* Directions for this task: From the entries below, copy every line where the string "гидрокарбонат" appears.
%%
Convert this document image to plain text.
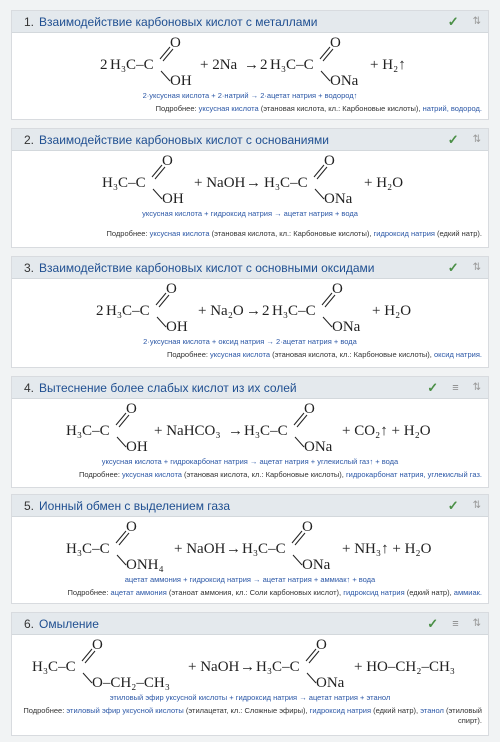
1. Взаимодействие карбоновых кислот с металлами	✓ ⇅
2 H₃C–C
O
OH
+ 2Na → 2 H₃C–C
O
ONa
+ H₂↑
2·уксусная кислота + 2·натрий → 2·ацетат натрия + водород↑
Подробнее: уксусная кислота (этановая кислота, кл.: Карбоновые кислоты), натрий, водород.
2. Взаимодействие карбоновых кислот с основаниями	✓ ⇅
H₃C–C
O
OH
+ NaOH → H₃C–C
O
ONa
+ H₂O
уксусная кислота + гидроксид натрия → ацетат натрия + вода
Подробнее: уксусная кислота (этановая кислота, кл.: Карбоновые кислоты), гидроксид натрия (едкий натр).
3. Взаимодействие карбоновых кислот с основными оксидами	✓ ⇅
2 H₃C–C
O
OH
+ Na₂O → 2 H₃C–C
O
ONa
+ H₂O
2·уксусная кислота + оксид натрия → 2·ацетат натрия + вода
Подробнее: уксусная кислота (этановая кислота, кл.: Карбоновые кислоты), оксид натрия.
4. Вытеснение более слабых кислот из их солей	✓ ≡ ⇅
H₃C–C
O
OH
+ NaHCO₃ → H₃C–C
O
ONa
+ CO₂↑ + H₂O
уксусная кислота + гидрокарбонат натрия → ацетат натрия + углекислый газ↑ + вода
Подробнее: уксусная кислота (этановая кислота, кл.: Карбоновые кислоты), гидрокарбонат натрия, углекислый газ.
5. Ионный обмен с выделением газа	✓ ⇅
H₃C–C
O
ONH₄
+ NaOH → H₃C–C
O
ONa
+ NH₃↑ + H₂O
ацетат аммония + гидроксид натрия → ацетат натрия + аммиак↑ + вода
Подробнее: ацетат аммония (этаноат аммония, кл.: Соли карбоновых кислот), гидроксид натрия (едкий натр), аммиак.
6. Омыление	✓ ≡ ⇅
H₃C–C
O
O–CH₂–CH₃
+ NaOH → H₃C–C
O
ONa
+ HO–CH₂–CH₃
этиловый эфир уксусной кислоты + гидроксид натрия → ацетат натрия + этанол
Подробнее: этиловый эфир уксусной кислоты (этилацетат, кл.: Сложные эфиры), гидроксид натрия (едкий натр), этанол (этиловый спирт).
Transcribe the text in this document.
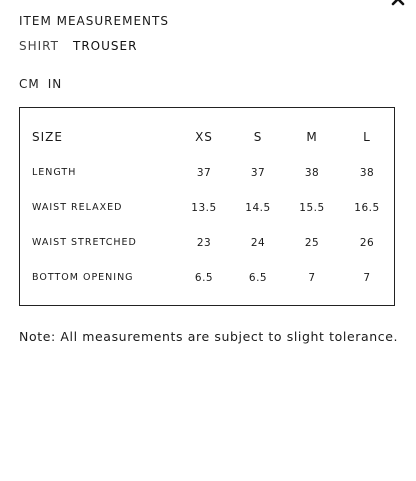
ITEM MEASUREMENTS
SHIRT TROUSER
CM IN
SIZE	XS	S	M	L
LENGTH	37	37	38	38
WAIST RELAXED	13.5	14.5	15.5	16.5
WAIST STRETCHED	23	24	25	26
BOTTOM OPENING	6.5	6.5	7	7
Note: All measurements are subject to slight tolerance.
%%
* Written solution:
уксусная кислота + гидрокарбонат натрия → ацетат натрия + углекислый газ↑ + вода
Подробнее: уксусная кислота (этановая кислота, кл.: Карбоновые кислоты), гидрокарбонат натрия, углекислый газ.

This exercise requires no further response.